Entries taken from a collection
---

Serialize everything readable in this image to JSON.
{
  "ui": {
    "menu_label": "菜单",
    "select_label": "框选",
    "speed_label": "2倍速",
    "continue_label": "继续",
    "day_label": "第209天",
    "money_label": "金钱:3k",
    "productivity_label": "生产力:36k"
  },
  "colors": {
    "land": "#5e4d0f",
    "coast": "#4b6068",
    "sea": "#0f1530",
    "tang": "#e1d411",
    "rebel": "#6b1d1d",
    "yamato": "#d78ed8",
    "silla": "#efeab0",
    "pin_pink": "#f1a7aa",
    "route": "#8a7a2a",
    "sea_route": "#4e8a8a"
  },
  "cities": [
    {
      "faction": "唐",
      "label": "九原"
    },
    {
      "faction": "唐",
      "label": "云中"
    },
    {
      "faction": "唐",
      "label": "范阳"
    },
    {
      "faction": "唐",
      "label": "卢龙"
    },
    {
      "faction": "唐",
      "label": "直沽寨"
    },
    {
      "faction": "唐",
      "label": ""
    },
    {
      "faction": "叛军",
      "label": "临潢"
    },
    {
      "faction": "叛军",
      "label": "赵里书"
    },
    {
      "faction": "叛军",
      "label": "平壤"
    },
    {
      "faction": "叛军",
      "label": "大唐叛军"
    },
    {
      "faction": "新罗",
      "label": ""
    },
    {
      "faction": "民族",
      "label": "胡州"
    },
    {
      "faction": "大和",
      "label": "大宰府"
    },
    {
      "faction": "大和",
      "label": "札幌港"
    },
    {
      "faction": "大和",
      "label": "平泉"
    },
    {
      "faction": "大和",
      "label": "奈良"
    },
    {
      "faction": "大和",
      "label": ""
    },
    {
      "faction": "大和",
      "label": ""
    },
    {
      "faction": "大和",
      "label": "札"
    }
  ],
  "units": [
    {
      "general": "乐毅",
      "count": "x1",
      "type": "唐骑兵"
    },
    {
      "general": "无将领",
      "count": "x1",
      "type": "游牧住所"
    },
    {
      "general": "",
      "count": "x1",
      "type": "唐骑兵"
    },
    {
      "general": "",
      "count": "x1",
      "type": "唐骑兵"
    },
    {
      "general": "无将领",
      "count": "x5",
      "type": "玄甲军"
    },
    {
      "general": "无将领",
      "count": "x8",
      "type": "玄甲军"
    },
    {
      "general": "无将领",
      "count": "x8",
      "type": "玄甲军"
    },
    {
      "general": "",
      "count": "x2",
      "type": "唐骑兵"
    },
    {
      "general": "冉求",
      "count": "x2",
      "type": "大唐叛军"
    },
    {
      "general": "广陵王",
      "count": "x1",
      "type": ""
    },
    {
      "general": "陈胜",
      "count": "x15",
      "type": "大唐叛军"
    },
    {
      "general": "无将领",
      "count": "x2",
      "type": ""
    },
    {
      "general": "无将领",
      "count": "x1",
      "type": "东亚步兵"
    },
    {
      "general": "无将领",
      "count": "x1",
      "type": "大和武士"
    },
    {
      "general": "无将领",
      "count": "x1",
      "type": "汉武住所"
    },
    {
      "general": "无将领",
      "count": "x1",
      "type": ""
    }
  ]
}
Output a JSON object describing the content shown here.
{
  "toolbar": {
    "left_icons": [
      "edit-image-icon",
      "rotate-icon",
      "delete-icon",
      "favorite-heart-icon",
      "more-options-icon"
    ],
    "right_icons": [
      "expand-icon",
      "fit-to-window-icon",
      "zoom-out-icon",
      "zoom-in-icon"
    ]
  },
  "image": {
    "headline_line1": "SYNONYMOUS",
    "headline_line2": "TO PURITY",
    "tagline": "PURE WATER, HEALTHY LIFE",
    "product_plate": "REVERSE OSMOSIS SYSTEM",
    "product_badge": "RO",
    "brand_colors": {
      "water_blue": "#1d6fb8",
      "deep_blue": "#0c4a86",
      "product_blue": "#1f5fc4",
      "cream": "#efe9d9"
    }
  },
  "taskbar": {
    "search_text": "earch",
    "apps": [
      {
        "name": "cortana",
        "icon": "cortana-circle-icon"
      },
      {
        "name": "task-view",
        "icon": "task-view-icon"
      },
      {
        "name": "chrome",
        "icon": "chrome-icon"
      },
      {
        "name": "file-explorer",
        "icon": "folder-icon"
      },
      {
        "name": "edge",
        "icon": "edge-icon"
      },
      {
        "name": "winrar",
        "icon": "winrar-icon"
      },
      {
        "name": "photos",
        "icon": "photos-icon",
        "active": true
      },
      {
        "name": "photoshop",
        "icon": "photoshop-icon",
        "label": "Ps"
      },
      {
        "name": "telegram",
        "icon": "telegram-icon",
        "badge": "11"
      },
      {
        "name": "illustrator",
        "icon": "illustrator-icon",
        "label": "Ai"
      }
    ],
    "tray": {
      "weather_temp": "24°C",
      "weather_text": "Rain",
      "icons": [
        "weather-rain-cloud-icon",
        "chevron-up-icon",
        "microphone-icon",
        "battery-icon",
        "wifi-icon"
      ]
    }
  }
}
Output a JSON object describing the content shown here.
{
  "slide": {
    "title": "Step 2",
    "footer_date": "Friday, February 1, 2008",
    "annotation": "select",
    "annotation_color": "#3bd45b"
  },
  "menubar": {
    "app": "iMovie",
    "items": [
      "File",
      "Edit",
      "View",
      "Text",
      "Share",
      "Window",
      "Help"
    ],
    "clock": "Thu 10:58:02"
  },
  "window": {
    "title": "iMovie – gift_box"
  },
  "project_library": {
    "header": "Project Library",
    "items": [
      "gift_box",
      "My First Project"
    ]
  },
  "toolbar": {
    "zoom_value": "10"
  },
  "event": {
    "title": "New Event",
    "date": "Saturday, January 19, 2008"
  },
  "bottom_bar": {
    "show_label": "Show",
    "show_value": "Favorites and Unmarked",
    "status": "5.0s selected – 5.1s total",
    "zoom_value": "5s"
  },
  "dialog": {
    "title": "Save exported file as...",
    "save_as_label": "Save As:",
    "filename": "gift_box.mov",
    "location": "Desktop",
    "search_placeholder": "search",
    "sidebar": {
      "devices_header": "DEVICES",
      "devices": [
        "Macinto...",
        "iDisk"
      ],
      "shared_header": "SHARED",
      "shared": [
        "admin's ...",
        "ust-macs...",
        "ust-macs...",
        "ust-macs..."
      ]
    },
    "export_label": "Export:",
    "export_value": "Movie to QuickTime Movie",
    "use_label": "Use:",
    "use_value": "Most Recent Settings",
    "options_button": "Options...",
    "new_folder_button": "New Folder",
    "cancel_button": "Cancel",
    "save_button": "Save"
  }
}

---

• _Short task_: Quote the whole listing above, leaving nothing out.

• _Result_:
Serialize everything readable in this image to JSON.
{
  "ui": {
    "menu_label": "菜单",
    "select_label": "框选",
    "speed_label": "2倍速",
    "continue_label": "继续",
    "day_label": "第209天",
    "money_label": "金钱:3k",
    "productivity_label": "生产力:36k"
  },
  "colors": {
    "land": "#5e4d0f",
    "coast": "#4b6068",
    "sea": "#0f1530",
    "tang": "#e1d411",
    "rebel": "#6b1d1d",
    "yamato": "#d78ed8",
    "silla": "#efeab0",
    "pin_pink": "#f1a7aa",
    "route": "#8a7a2a",
    "sea_route": "#4e8a8a"
  },
  "cities": [
    {
      "faction": "唐",
      "label": "九原"
    },
    {
      "faction": "唐",
      "label": "云中"
    },
    {
      "faction": "唐",
      "label": "范阳"
    },
    {
      "faction": "唐",
      "label": "卢龙"
    },
    {
      "faction": "唐",
      "label": "直沽寨"
    },
    {
      "faction": "唐",
      "label": ""
    },
    {
      "faction": "叛军",
      "label": "临潢"
    },
    {
      "faction": "叛军",
      "label": "赵里书"
    },
    {
      "faction": "叛军",
      "label": "平壤"
    },
    {
      "faction": "叛军",
      "label": "大唐叛军"
    },
    {
      "faction": "新罗",
      "label": ""
    },
    {
      "faction": "民族",
      "label": "胡州"
    },
    {
      "faction": "大和",
      "label": "大宰府"
    },
    {
      "faction": "大和",
      "label": "札幌港"
    },
    {
      "faction": "大和",
      "label": "平泉"
    },
    {
      "faction": "大和",
      "label": "奈良"
    },
    {
      "faction": "大和",
      "label": ""
    },
    {
      "faction": "大和",
      "label": ""
    },
    {
      "faction": "大和",
      "label": "札"
    }
  ],
  "units": [
    {
      "general": "乐毅",
      "count": "x1",
      "type": "唐骑兵"
    },
    {
      "general": "无将领",
      "count": "x1",
      "type": "游牧住所"
    },
    {
      "general": "",
      "count": "x1",
      "type": "唐骑兵"
    },
    {
      "general": "",
      "count": "x1",
      "type": "唐骑兵"
    },
    {
      "general": "无将领",
      "count": "x5",
      "type": "玄甲军"
    },
    {
      "general": "无将领",
      "count": "x8",
      "type": "玄甲军"
    },
    {
      "general": "无将领",
      "count": "x8",
      "type": "玄甲军"
    },
    {
      "general": "",
      "count": "x2",
      "type": "唐骑兵"
    },
    {
      "general": "冉求",
      "count": "x2",
      "type": "大唐叛军"
    },
    {
      "general": "广陵王",
      "count": "x1",
      "type": ""
    },
    {
      "general": "陈胜",
      "count": "x15",
      "type": "大唐叛军"
    },
    {
      "general": "无将领",
      "count": "x2",
      "type": ""
    },
    {
      "general": "无将领",
      "count": "x1",
      "type": "东亚步兵"
    },
    {
      "general": "无将领",
      "count": "x1",
      "type": "大和武士"
    },
    {
      "general": "无将领",
      "count": "x1",
      "type": "汉武住所"
    },
    {
      "general": "无将领",
      "count": "x1",
      "type": ""
    }
  ]
}
Output a JSON object describing the content shown here.
{
  "toolbar": {
    "left_icons": [
      "edit-image-icon",
      "rotate-icon",
      "delete-icon",
      "favorite-heart-icon",
      "more-options-icon"
    ],
    "right_icons": [
      "expand-icon",
      "fit-to-window-icon",
      "zoom-out-icon",
      "zoom-in-icon"
    ]
  },
  "image": {
    "headline_line1": "SYNONYMOUS",
    "headline_line2": "TO PURITY",
    "tagline": "PURE WATER, HEALTHY LIFE",
    "product_plate": "REVERSE OSMOSIS SYSTEM",
    "product_badge": "RO",
    "brand_colors": {
      "water_blue": "#1d6fb8",
      "deep_blue": "#0c4a86",
      "product_blue": "#1f5fc4",
      "cream": "#efe9d9"
    }
  },
  "taskbar": {
    "search_text": "earch",
    "apps": [
      {
        "name": "cortana",
        "icon": "cortana-circle-icon"
      },
      {
        "name": "task-view",
        "icon": "task-view-icon"
      },
      {
        "name": "chrome",
        "icon": "chrome-icon"
      },
      {
        "name": "file-explorer",
        "icon": "folder-icon"
      },
      {
        "name": "edge",
        "icon": "edge-icon"
      },
      {
        "name": "winrar",
        "icon": "winrar-icon"
      },
      {
        "name": "photos",
        "icon": "photos-icon",
        "active": true
      },
      {
        "name": "photoshop",
        "icon": "photoshop-icon",
        "label": "Ps"
      },
      {
        "name": "telegram",
        "icon": "telegram-icon",
        "badge": "11"
      },
      {
        "name": "illustrator",
        "icon": "illustrator-icon",
        "label": "Ai"
      }
    ],
    "tray": {
      "weather_temp": "24°C",
      "weather_text": "Rain",
      "icons": [
        "weather-rain-cloud-icon",
        "chevron-up-icon",
        "microphone-icon",
        "battery-icon",
        "wifi-icon"
      ]
    }
  }
}
Output a JSON object describing the content shown here.
{
  "slide": {
    "title": "Step 2",
    "footer_date": "Friday, February 1, 2008",
    "annotation": "select",
    "annotation_color": "#3bd45b"
  },
  "menubar": {
    "app": "iMovie",
    "items": [
      "File",
      "Edit",
      "View",
      "Text",
      "Share",
      "Window",
      "Help"
    ],
    "clock": "Thu 10:58:02"
  },
  "window": {
    "title": "iMovie – gift_box"
  },
  "project_library": {
    "header": "Project Library",
    "items": [
      "gift_box",
      "My First Project"
    ]
  },
  "toolbar": {
    "zoom_value": "10"
  },
  "event": {
    "title": "New Event",
    "date": "Saturday, January 19, 2008"
  },
  "bottom_bar": {
    "show_label": "Show",
    "show_value": "Favorites and Unmarked",
    "status": "5.0s selected – 5.1s total",
    "zoom_value": "5s"
  },
  "dialog": {
    "title": "Save exported file as...",
    "save_as_label": "Save As:",
    "filename": "gift_box.mov",
    "location": "Desktop",
    "search_placeholder": "search",
    "sidebar": {
      "devices_header": "DEVICES",
      "devices": [
        "Macinto...",
        "iDisk"
      ],
      "shared_header": "SHARED",
      "shared": [
        "admin's ...",
        "ust-macs...",
        "ust-macs...",
        "ust-macs..."
      ]
    },
    "export_label": "Export:",
    "export_value": "Movie to QuickTime Movie",
    "use_label": "Use:",
    "use_value": "Most Recent Settings",
    "options_button": "Options...",
    "new_folder_button": "New Folder",
    "cancel_button": "Cancel",
    "save_button": "Save"
  }
}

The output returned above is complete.